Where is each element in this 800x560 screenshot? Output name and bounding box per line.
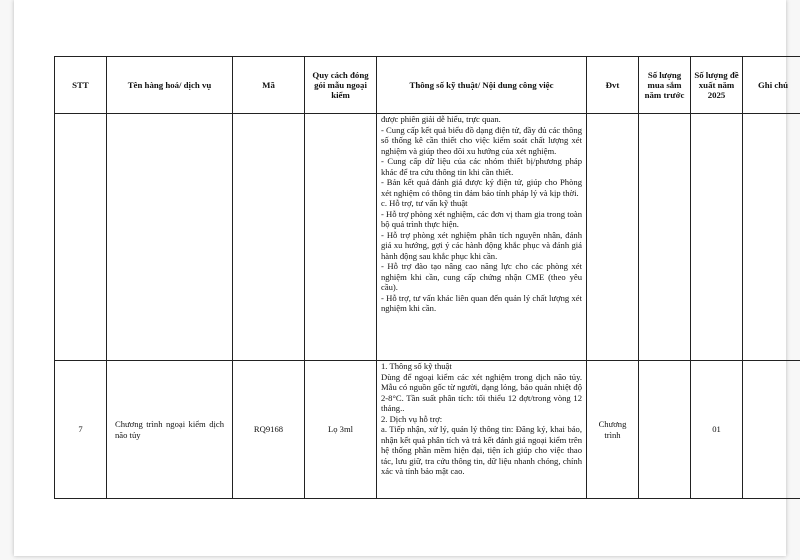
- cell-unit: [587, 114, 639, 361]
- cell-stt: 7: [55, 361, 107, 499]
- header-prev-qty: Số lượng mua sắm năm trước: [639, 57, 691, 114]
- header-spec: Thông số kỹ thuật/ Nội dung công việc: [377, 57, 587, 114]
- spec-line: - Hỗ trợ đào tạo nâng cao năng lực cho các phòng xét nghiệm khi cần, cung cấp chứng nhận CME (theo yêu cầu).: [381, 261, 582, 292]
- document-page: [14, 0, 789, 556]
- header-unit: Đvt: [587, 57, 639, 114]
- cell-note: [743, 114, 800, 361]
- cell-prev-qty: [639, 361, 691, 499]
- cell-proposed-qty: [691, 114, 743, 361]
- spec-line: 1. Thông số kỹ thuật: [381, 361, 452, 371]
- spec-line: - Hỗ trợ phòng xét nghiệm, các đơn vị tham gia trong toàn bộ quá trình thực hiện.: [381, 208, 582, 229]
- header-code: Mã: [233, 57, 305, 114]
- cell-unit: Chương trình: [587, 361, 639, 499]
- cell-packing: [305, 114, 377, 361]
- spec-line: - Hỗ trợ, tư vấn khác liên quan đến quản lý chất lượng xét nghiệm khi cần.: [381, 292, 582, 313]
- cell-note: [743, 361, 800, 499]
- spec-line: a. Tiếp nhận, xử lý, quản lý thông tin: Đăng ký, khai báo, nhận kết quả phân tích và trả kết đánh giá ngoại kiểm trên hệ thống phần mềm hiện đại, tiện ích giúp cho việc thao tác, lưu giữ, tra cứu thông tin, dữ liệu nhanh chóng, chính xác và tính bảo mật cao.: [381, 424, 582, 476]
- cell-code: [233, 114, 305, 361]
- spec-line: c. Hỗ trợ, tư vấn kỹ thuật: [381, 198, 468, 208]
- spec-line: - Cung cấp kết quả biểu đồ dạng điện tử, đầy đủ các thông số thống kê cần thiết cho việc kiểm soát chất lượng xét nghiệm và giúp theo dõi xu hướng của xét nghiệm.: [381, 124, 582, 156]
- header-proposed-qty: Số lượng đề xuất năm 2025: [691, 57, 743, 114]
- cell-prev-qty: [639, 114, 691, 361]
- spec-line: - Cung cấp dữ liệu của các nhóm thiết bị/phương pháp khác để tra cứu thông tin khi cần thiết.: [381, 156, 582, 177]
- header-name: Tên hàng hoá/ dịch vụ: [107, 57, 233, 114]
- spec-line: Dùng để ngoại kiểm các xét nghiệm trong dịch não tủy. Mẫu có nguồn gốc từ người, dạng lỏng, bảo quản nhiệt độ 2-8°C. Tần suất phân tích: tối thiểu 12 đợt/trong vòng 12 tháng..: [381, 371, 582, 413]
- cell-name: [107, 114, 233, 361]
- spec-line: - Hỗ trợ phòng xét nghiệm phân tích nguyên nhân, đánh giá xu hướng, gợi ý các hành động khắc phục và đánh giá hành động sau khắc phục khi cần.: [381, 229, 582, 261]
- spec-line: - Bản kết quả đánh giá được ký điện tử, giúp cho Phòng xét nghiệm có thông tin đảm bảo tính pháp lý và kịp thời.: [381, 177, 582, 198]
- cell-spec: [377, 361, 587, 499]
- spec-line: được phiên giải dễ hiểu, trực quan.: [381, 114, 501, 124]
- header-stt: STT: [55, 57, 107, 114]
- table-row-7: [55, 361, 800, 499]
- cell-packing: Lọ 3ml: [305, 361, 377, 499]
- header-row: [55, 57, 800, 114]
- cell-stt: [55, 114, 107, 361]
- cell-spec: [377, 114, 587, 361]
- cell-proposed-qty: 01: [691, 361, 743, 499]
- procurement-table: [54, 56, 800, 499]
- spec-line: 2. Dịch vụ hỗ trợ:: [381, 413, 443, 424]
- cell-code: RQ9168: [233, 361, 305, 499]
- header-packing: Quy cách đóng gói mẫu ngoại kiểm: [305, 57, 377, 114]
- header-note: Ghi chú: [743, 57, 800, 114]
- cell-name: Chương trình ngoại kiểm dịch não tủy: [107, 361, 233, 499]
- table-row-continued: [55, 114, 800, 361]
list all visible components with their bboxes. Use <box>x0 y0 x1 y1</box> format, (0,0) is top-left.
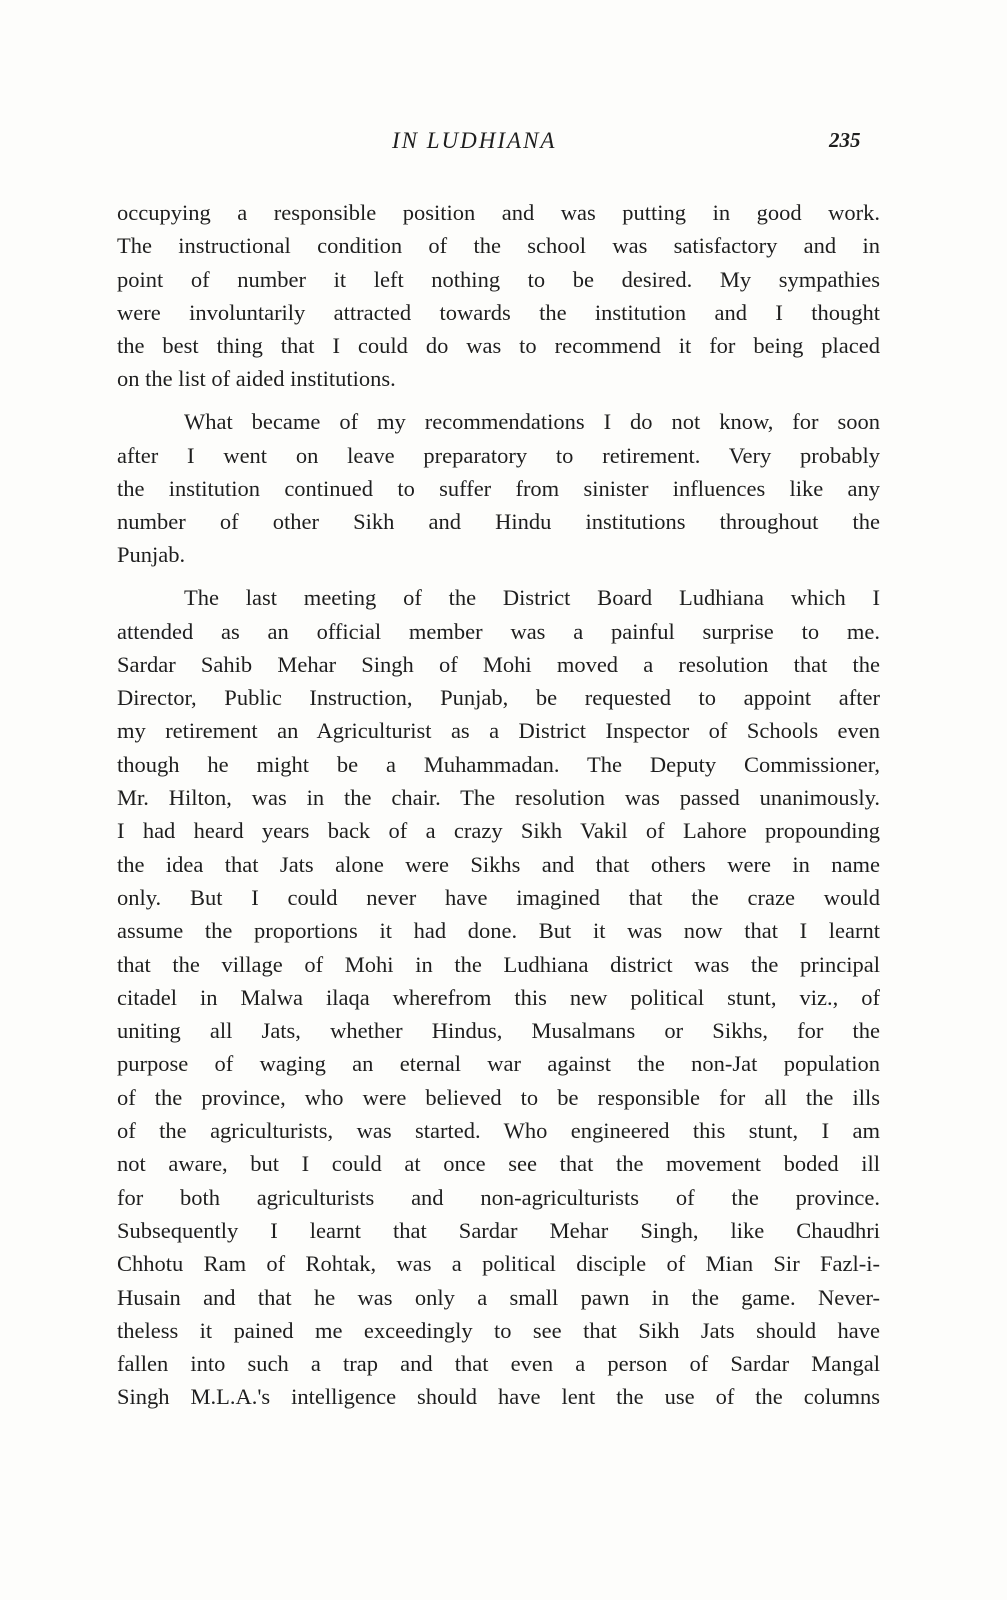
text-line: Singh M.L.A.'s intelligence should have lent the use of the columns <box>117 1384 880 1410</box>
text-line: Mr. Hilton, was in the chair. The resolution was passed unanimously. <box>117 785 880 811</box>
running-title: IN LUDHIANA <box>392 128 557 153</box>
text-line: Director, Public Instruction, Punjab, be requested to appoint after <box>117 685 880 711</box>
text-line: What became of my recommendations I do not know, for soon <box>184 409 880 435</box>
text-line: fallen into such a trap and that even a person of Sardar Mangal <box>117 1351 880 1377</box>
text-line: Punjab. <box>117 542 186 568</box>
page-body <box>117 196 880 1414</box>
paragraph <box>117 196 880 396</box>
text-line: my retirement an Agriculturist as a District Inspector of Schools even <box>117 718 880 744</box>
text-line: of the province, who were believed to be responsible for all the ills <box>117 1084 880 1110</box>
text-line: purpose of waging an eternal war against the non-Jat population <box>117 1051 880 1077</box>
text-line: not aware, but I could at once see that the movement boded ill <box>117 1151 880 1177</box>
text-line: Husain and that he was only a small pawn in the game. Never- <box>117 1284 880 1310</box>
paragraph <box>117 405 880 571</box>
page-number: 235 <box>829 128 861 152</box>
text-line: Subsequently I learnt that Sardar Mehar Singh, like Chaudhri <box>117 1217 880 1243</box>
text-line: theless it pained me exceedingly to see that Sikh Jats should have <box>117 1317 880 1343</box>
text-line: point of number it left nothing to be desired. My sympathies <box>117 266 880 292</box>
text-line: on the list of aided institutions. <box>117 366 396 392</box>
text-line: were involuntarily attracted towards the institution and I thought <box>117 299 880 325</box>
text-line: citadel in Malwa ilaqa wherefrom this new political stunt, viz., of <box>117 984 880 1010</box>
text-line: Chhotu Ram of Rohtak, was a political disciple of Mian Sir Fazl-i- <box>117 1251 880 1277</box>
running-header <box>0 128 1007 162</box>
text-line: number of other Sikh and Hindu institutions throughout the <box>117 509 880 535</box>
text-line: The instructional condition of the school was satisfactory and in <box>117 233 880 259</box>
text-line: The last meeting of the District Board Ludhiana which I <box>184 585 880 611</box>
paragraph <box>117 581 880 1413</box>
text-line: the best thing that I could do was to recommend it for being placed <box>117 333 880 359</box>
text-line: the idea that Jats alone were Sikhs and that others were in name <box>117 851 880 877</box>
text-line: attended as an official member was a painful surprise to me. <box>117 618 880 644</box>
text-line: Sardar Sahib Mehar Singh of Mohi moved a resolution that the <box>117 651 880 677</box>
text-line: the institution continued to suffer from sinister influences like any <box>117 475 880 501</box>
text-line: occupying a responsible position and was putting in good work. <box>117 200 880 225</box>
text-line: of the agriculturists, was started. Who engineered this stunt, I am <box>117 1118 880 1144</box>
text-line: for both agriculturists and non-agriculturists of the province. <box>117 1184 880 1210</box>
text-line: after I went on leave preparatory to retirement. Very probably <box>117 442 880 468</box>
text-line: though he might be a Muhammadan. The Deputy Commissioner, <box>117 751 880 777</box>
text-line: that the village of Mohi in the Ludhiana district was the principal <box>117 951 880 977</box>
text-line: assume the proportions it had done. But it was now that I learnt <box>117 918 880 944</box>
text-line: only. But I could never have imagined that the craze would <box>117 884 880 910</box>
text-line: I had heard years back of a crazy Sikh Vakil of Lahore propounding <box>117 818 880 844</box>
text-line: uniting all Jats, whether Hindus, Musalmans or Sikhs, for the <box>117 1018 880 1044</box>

_ _ _ _ _

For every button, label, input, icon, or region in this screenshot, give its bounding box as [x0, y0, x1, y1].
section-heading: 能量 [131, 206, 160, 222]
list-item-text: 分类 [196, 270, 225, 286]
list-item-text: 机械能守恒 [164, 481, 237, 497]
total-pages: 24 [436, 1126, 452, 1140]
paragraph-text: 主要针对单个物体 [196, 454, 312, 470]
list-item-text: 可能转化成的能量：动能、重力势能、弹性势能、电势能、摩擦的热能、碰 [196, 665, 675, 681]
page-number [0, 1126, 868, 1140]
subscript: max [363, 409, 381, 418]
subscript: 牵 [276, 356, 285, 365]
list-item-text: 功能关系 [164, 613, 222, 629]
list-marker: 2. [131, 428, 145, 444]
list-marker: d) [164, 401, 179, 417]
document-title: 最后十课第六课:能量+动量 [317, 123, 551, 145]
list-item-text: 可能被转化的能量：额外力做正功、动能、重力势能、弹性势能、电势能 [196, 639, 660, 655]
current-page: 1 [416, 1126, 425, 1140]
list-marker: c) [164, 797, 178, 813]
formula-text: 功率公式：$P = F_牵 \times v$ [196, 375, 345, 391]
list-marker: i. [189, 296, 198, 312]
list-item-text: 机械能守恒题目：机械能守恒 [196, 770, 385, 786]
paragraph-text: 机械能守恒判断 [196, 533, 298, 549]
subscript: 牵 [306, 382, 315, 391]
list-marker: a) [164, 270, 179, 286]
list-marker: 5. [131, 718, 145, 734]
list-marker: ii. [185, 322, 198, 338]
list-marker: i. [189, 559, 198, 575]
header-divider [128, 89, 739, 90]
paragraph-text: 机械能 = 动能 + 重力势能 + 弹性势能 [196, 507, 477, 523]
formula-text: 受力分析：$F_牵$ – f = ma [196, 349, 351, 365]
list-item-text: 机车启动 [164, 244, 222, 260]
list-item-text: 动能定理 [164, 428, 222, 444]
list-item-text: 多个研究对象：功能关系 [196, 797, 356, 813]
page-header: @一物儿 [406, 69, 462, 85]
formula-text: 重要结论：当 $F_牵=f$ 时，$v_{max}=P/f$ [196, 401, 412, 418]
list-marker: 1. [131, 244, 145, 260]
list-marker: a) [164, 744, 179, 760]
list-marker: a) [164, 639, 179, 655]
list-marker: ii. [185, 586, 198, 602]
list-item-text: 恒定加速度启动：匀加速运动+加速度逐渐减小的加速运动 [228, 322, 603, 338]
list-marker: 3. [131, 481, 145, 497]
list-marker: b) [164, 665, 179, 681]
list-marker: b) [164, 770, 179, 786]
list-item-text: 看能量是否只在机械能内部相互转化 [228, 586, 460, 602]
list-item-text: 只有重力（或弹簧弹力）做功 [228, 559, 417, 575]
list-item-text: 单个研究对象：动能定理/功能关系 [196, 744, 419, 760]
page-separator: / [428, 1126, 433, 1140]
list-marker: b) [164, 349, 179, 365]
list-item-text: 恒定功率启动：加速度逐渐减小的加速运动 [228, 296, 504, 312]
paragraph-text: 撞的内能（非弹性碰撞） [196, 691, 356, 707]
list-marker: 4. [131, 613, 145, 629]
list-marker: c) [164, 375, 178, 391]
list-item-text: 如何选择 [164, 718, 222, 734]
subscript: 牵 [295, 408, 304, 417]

_ _ _ _ _

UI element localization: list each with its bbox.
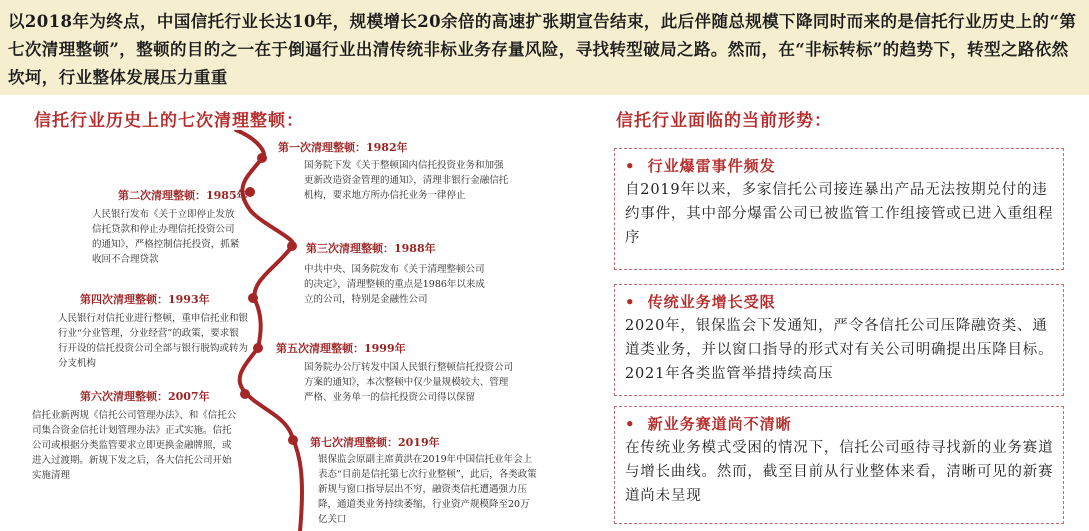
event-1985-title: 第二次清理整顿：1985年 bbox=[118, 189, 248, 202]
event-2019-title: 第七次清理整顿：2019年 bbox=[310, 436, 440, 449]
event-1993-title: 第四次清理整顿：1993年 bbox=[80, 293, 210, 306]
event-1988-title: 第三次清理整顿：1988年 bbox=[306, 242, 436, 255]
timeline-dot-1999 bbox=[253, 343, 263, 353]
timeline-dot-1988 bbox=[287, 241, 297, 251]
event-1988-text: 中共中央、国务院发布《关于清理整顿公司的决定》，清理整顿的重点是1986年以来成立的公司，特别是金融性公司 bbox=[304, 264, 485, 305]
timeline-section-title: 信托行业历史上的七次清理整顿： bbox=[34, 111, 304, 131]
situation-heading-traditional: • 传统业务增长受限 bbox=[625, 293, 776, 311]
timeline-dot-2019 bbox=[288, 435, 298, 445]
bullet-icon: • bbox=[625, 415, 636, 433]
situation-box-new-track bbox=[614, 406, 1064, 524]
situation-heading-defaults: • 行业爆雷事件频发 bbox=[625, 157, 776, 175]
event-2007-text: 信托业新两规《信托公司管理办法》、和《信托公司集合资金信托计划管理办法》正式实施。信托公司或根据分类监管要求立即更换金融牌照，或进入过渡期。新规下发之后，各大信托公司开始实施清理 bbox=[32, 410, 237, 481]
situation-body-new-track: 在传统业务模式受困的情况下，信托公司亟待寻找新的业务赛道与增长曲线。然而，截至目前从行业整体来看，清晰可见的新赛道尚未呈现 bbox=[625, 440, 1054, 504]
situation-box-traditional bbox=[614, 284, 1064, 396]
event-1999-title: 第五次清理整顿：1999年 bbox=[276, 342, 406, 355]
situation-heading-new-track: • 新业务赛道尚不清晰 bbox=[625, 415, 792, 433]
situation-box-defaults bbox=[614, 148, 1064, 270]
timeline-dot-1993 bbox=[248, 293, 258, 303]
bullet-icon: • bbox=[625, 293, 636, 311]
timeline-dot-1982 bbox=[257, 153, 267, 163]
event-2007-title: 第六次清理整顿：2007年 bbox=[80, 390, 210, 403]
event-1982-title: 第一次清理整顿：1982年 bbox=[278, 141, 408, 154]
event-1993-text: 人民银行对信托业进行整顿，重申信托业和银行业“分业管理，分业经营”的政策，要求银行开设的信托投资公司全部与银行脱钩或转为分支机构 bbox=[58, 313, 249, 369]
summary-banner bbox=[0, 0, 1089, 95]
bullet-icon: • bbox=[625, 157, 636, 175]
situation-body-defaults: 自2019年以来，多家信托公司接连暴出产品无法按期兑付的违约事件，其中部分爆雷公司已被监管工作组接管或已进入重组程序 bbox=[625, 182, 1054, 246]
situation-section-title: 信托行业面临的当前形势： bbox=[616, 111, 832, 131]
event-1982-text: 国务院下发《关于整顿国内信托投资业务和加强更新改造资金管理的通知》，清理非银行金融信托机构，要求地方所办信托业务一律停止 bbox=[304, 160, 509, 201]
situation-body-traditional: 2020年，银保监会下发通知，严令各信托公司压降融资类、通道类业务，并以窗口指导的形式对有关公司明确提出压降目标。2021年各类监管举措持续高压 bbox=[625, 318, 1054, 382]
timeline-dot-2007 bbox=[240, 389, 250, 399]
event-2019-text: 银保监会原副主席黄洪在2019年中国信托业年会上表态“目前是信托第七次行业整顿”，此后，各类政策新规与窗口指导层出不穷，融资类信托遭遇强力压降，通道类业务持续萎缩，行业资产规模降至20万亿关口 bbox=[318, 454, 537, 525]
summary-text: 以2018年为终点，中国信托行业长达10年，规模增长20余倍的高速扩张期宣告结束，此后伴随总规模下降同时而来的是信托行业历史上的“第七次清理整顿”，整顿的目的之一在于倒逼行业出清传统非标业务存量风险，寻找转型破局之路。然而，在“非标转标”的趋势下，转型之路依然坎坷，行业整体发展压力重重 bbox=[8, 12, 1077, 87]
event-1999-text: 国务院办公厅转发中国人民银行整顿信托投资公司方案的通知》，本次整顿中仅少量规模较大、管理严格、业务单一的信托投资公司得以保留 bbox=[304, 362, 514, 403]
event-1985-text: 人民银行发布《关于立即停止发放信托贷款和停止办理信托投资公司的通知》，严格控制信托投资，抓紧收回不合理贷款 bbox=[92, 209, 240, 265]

_ _ _ _ _

Job
Rewrite the stretch from the line containing "text-line: Singh M.L.A.'s" through the line containing "text-line: on the" as a Markdown table with two columns, No. for the row number and Line for each line's text. Leave out any blank lines.

Result
| No. | Line |
|---|---|
| 1 | text-line: Singh M.L.A.'s intelligence should have lent the use of the columns <box>117 1384 880 1410</box> |
| 2 | text-line: Mr. Hilton, was in the chair. The resolution was passed unanimously. <box>117 785 880 811</box> |
| 3 | running-title: IN LUDHIANA <box>392 128 557 153</box> |
| 4 | text-line: Director, Public Instruction, Punjab, be requested to appoint after <box>117 685 880 711</box> |
| 5 | text-line: What became of my recommendations I do not know, for soon <box>184 409 880 435</box> |
| 6 | text-line: fallen into such a trap and that even a person of Sardar Mangal <box>117 1351 880 1377</box> |
| 7 | text-line: Punjab. <box>117 542 186 568</box> |
| 8 | page-body <box>117 196 880 1414</box> |
| 9 | paragraph <box>117 196 880 396</box> |
| 10 | text-line: my retirement an Agriculturist as a District Inspector of Schools even <box>117 718 880 744</box> |
| 11 | text-line: of the province, who were believed to be responsible for all the ills <box>117 1084 880 1110</box> |
| 12 | text-line: purpose of waging an eternal war against the non-Jat population <box>117 1051 880 1077</box> |
| 13 | text-line: not aware, but I could at once see that the movement boded ill <box>117 1151 880 1177</box> |
| 14 | text-line: Husain and that he was only a small pawn in the game. Never- <box>117 1284 880 1310</box> |
| 15 | paragraph <box>117 405 880 571</box> |
| 16 | page-number: 235 <box>829 128 861 152</box> |
| 17 | text-line: Subsequently I learnt that Sardar Mehar Singh, like Chaudhri <box>117 1217 880 1243</box> |
| 18 | text-line: theless it pained me exceedingly to see that Sikh Jats should have <box>117 1317 880 1343</box> |
| 19 | text-line: point of number it left nothing to be desired. My sympathies <box>117 266 880 292</box> |
| 20 | text-line: on the list of aided institutions. <box>117 366 396 392</box> |